Restate the whole of the material. Keep every word, and drop the pictures.
• • • • •
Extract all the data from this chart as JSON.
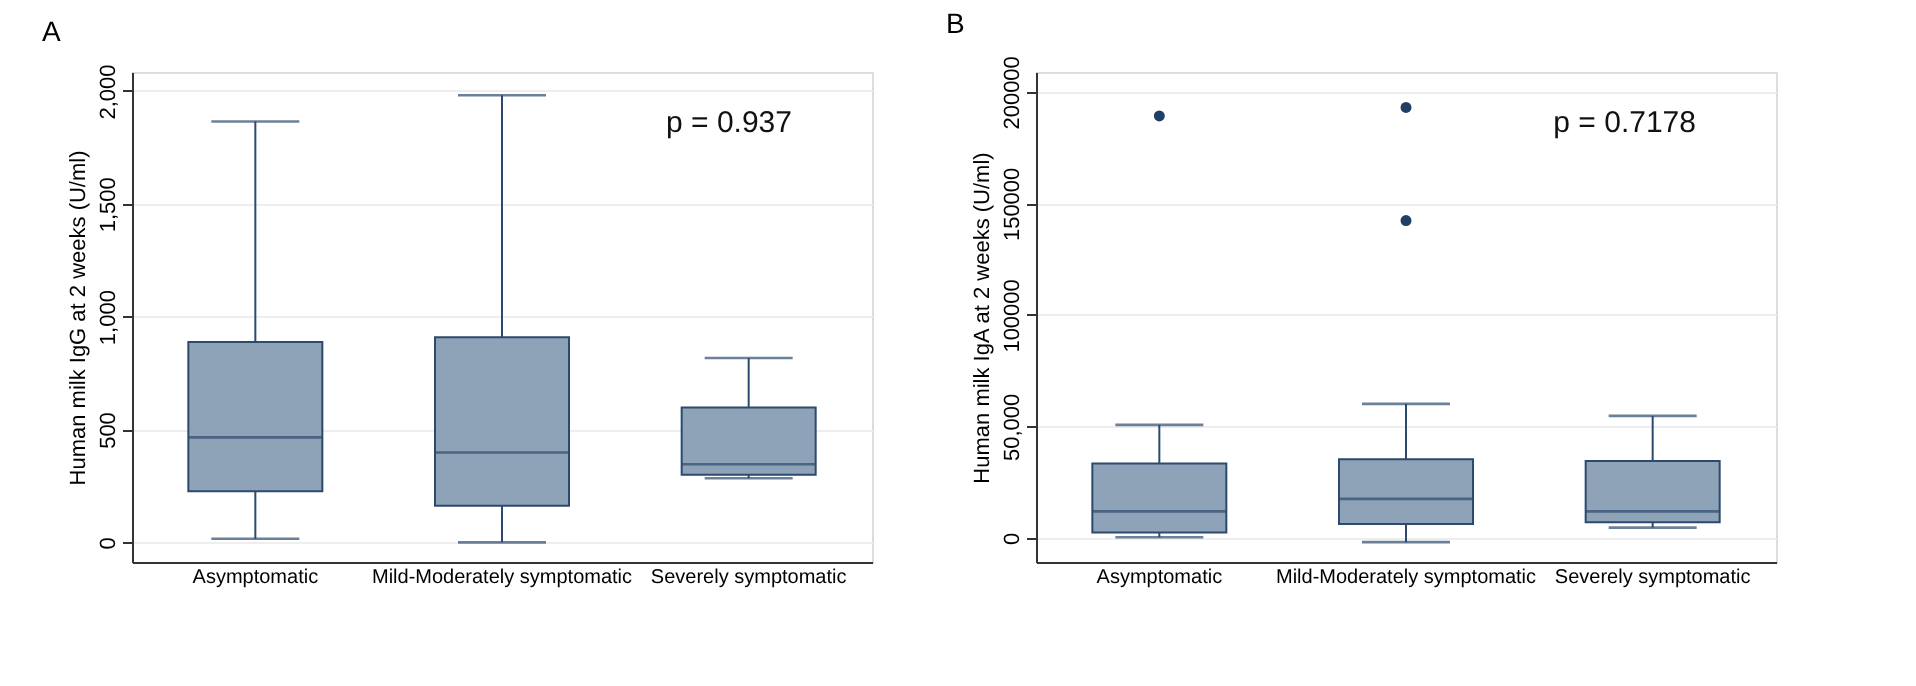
{
  "chart_data": [
    {
      "type": "box",
      "title": "A",
      "ylabel": "Human milk IgG at 2 weeks (U/ml)",
      "categories": [
        "Asymptomatic",
        "Mild-Moderately symptomatic",
        "Severely symptomatic"
      ],
      "ylim": [
        -87,
        2084
      ],
      "yticks": [
        0,
        500,
        {
          "value": 1000,
          "label": "1,000"
        },
        {
          "value": 1500,
          "label": "1,500"
        },
        {
          "value": 2000,
          "label": "2,000"
        }
      ],
      "grid": "y",
      "annotations": [
        "p = 0.937"
      ],
      "series": [
        {
          "color": "#8ea3b7",
          "boxes": [
            {
              "low": 16,
              "q1": 227,
              "median": 465,
              "q3": 888,
              "high": 1865
            },
            {
              "low": 0,
              "q1": 162,
              "median": 398,
              "q3": 909,
              "high": 1981
            },
            {
              "low": 284,
              "q1": 300,
              "median": 346,
              "q3": 598,
              "high": 817
            }
          ]
        }
      ]
    },
    {
      "type": "box",
      "title": "B",
      "ylabel": "Human milk IgA at 2 weeks (U/ml)",
      "categories": [
        "Asymptomatic",
        "Mild-Moderately symptomatic",
        "Severely symptomatic"
      ],
      "ylim": [
        -10800,
        208900
      ],
      "yticks": [
        0,
        {
          "value": 50000,
          "label": "50,000"
        },
        100000,
        150000,
        200000
      ],
      "grid": "y",
      "annotations": [
        "p = 0.7178"
      ],
      "series": [
        {
          "color": "#8ea3b7",
          "boxes": [
            {
              "low": 300,
              "q1": 2400,
              "median": 11900,
              "q3": 33400,
              "high": 50700,
              "outliers": [
                189200
              ]
            },
            {
              "low": -1900,
              "q1": 6200,
              "median": 17500,
              "q3": 35300,
              "high": 60100,
              "outliers": [
                193000,
                142300
              ]
            },
            {
              "low": 4600,
              "q1": 7000,
              "median": 11900,
              "q3": 34500,
              "high": 54700
            }
          ]
        }
      ]
    }
  ]
}
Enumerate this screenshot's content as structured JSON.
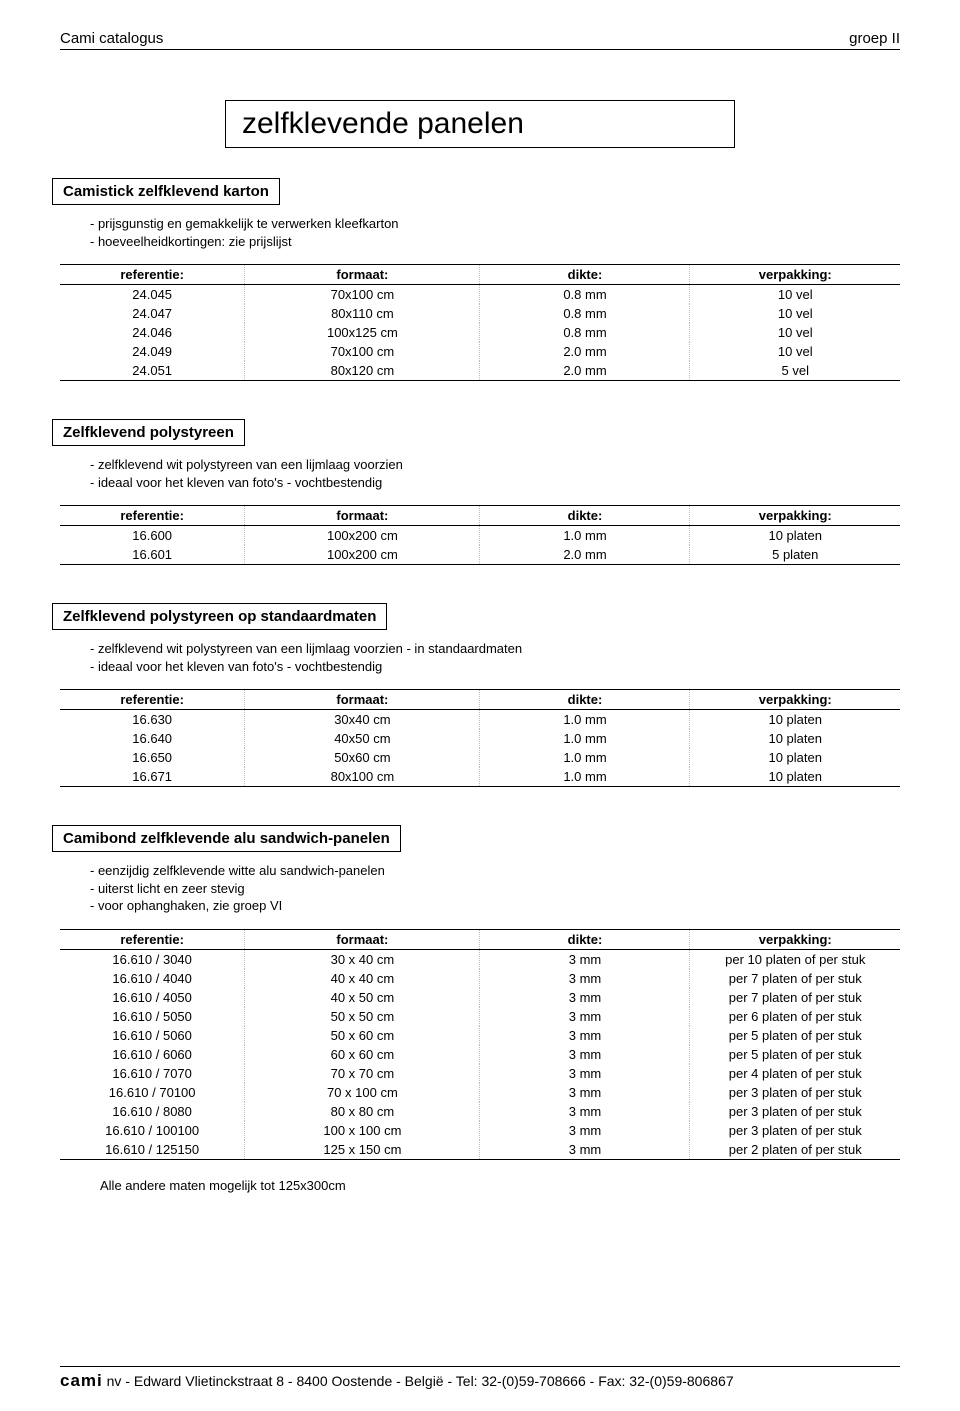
{
  "header": {
    "left": "Cami catalogus",
    "right": "groep II"
  },
  "main_title": "zelfklevende panelen",
  "table_headers": [
    "referentie:",
    "formaat:",
    "dikte:",
    "verpakking:"
  ],
  "sections": [
    {
      "title": "Camistick zelfklevend karton",
      "desc_lines": [
        "- prijsgunstig en gemakkelijk te verwerken kleefkarton",
        "- hoeveelheidkortingen: zie prijslijst"
      ],
      "rows": [
        [
          "24.045",
          "70x100 cm",
          "0.8 mm",
          "10 vel"
        ],
        [
          "24.047",
          "80x110 cm",
          "0.8 mm",
          "10 vel"
        ],
        [
          "24.046",
          "100x125 cm",
          "0.8 mm",
          "10 vel"
        ],
        [
          "24.049",
          "70x100 cm",
          "2.0 mm",
          "10 vel"
        ],
        [
          "24.051",
          "80x120 cm",
          "2.0 mm",
          "5 vel"
        ]
      ]
    },
    {
      "title": "Zelfklevend polystyreen",
      "desc_lines": [
        "- zelfklevend wit polystyreen van een lijmlaag voorzien",
        "- ideaal voor het kleven van foto's - vochtbestendig"
      ],
      "rows": [
        [
          "16.600",
          "100x200 cm",
          "1.0 mm",
          "10 platen"
        ],
        [
          "16.601",
          "100x200 cm",
          "2.0 mm",
          "5 platen"
        ]
      ]
    },
    {
      "title": "Zelfklevend polystyreen op standaardmaten",
      "desc_lines": [
        "- zelfklevend wit polystyreen van een lijmlaag voorzien - in standaardmaten",
        "- ideaal voor het kleven van foto's - vochtbestendig"
      ],
      "rows": [
        [
          "16.630",
          "30x40 cm",
          "1.0 mm",
          "10 platen"
        ],
        [
          "16.640",
          "40x50 cm",
          "1.0 mm",
          "10 platen"
        ],
        [
          "16.650",
          "50x60 cm",
          "1.0 mm",
          "10 platen"
        ],
        [
          "16.671",
          "80x100 cm",
          "1.0 mm",
          "10 platen"
        ]
      ]
    },
    {
      "title": "Camibond zelfklevende alu sandwich-panelen",
      "desc_lines": [
        "- eenzijdig zelfklevende witte alu sandwich-panelen",
        "- uiterst licht en zeer stevig",
        "- voor ophanghaken, zie groep VI"
      ],
      "rows": [
        [
          "16.610 / 3040",
          "30 x 40 cm",
          "3 mm",
          "per 10 platen of per stuk"
        ],
        [
          "16.610 / 4040",
          "40 x 40 cm",
          "3 mm",
          "per 7 platen of per stuk"
        ],
        [
          "16.610 / 4050",
          "40 x 50 cm",
          "3 mm",
          "per 7 platen of per stuk"
        ],
        [
          "16.610 / 5050",
          "50 x 50 cm",
          "3 mm",
          "per 6 platen of per stuk"
        ],
        [
          "16.610 / 5060",
          "50 x 60 cm",
          "3 mm",
          "per 5 platen of per stuk"
        ],
        [
          "16.610 / 6060",
          "60 x 60 cm",
          "3 mm",
          "per 5 platen of per stuk"
        ],
        [
          "16.610 / 7070",
          "70 x 70 cm",
          "3 mm",
          "per 4 platen of per stuk"
        ],
        [
          "16.610 / 70100",
          "70 x 100 cm",
          "3 mm",
          "per 3 platen of per stuk"
        ],
        [
          "16.610 / 8080",
          "80 x 80 cm",
          "3 mm",
          "per 3 platen of per stuk"
        ],
        [
          "16.610 / 100100",
          "100 x 100 cm",
          "3 mm",
          "per 3 platen of per stuk"
        ],
        [
          "16.610 / 125150",
          "125 x 150 cm",
          "3 mm",
          "per 2 platen of per stuk"
        ]
      ],
      "footnote": "Alle andere maten mogelijk tot 125x300cm"
    }
  ],
  "footer": {
    "brand": "cami",
    "rest": " nv - Edward Vlietinckstraat 8 - 8400 Oostende - België - Tel: 32-(0)59-708666 - Fax: 32-(0)59-806867"
  }
}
• • • • •
OUTPUT OF THE EXERCISE:
Extract all the data from this chart as JSON.
{
  "chart_data": [
    {
      "type": "box",
      "title": "A",
      "ylabel": "Human milk IgG at 2 weeks (U/ml)",
      "categories": [
        "Asymptomatic",
        "Mild-Moderately symptomatic",
        "Severely symptomatic"
      ],
      "ylim": [
        -87,
        2084
      ],
      "yticks": [
        0,
        500,
        {
          "value": 1000,
          "label": "1,000"
        },
        {
          "value": 1500,
          "label": "1,500"
        },
        {
          "value": 2000,
          "label": "2,000"
        }
      ],
      "grid": "y",
      "annotations": [
        "p = 0.937"
      ],
      "series": [
        {
          "color": "#8ea3b7",
          "boxes": [
            {
              "low": 16,
              "q1": 227,
              "median": 465,
              "q3": 888,
              "high": 1865
            },
            {
              "low": 0,
              "q1": 162,
              "median": 398,
              "q3": 909,
              "high": 1981
            },
            {
              "low": 284,
              "q1": 300,
              "median": 346,
              "q3": 598,
              "high": 817
            }
          ]
        }
      ]
    },
    {
      "type": "box",
      "title": "B",
      "ylabel": "Human milk IgA at 2 weeks (U/ml)",
      "categories": [
        "Asymptomatic",
        "Mild-Moderately symptomatic",
        "Severely symptomatic"
      ],
      "ylim": [
        -10800,
        208900
      ],
      "yticks": [
        0,
        {
          "value": 50000,
          "label": "50,000"
        },
        100000,
        150000,
        200000
      ],
      "grid": "y",
      "annotations": [
        "p = 0.7178"
      ],
      "series": [
        {
          "color": "#8ea3b7",
          "boxes": [
            {
              "low": 300,
              "q1": 2400,
              "median": 11900,
              "q3": 33400,
              "high": 50700,
              "outliers": [
                189200
              ]
            },
            {
              "low": -1900,
              "q1": 6200,
              "median": 17500,
              "q3": 35300,
              "high": 60100,
              "outliers": [
                193000,
                142300
              ]
            },
            {
              "low": 4600,
              "q1": 7000,
              "median": 11900,
              "q3": 34500,
              "high": 54700
            }
          ]
        }
      ]
    }
  ]
}
Enumerate this screenshot's content as structured JSON.
{
  "header": {
    "left": "Cami catalogus",
    "right": "groep II"
  },
  "main_title": "zelfklevende panelen",
  "table_headers": [
    "referentie:",
    "formaat:",
    "dikte:",
    "verpakking:"
  ],
  "sections": [
    {
      "title": "Camistick zelfklevend karton",
      "desc_lines": [
        "- prijsgunstig en gemakkelijk te verwerken kleefkarton",
        "- hoeveelheidkortingen: zie prijslijst"
      ],
      "rows": [
        [
          "24.045",
          "70x100 cm",
          "0.8 mm",
          "10 vel"
        ],
        [
          "24.047",
          "80x110 cm",
          "0.8 mm",
          "10 vel"
        ],
        [
          "24.046",
          "100x125 cm",
          "0.8 mm",
          "10 vel"
        ],
        [
          "24.049",
          "70x100 cm",
          "2.0 mm",
          "10 vel"
        ],
        [
          "24.051",
          "80x120 cm",
          "2.0 mm",
          "5 vel"
        ]
      ]
    },
    {
      "title": "Zelfklevend polystyreen",
      "desc_lines": [
        "- zelfklevend wit polystyreen van een lijmlaag voorzien",
        "- ideaal voor het kleven van foto's - vochtbestendig"
      ],
      "rows": [
        [
          "16.600",
          "100x200 cm",
          "1.0 mm",
          "10 platen"
        ],
        [
          "16.601",
          "100x200 cm",
          "2.0 mm",
          "5 platen"
        ]
      ]
    },
    {
      "title": "Zelfklevend polystyreen op standaardmaten",
      "desc_lines": [
        "- zelfklevend wit polystyreen van een lijmlaag voorzien - in standaardmaten",
        "- ideaal voor het kleven van foto's - vochtbestendig"
      ],
      "rows": [
        [
          "16.630",
          "30x40 cm",
          "1.0 mm",
          "10 platen"
        ],
        [
          "16.640",
          "40x50 cm",
          "1.0 mm",
          "10 platen"
        ],
        [
          "16.650",
          "50x60 cm",
          "1.0 mm",
          "10 platen"
        ],
        [
          "16.671",
          "80x100 cm",
          "1.0 mm",
          "10 platen"
        ]
      ]
    },
    {
      "title": "Camibond zelfklevende alu sandwich-panelen",
      "desc_lines": [
        "- eenzijdig zelfklevende witte alu sandwich-panelen",
        "- uiterst licht en zeer stevig",
        "- voor ophanghaken, zie groep VI"
      ],
      "rows": [
        [
          "16.610 / 3040",
          "30 x 40 cm",
          "3 mm",
          "per 10 platen of per stuk"
        ],
        [
          "16.610 / 4040",
          "40 x 40 cm",
          "3 mm",
          "per 7 platen of per stuk"
        ],
        [
          "16.610 / 4050",
          "40 x 50 cm",
          "3 mm",
          "per 7 platen of per stuk"
        ],
        [
          "16.610 / 5050",
          "50 x 50 cm",
          "3 mm",
          "per 6 platen of per stuk"
        ],
        [
          "16.610 / 5060",
          "50 x 60 cm",
          "3 mm",
          "per 5 platen of per stuk"
        ],
        [
          "16.610 / 6060",
          "60 x 60 cm",
          "3 mm",
          "per 5 platen of per stuk"
        ],
        [
          "16.610 / 7070",
          "70 x 70 cm",
          "3 mm",
          "per 4 platen of per stuk"
        ],
        [
          "16.610 / 70100",
          "70 x 100 cm",
          "3 mm",
          "per 3 platen of per stuk"
        ],
        [
          "16.610 / 8080",
          "80 x 80 cm",
          "3 mm",
          "per 3 platen of per stuk"
        ],
        [
          "16.610 / 100100",
          "100 x 100 cm",
          "3 mm",
          "per 3 platen of per stuk"
        ],
        [
          "16.610 / 125150",
          "125 x 150 cm",
          "3 mm",
          "per 2 platen of per stuk"
        ]
      ],
      "footnote": "Alle andere maten mogelijk tot 125x300cm"
    }
  ],
  "footer": {
    "brand": "cami",
    "rest": " nv - Edward Vlietinckstraat 8 - 8400 Oostende - België - Tel: 32-(0)59-708666 - Fax: 32-(0)59-806867"
  }
}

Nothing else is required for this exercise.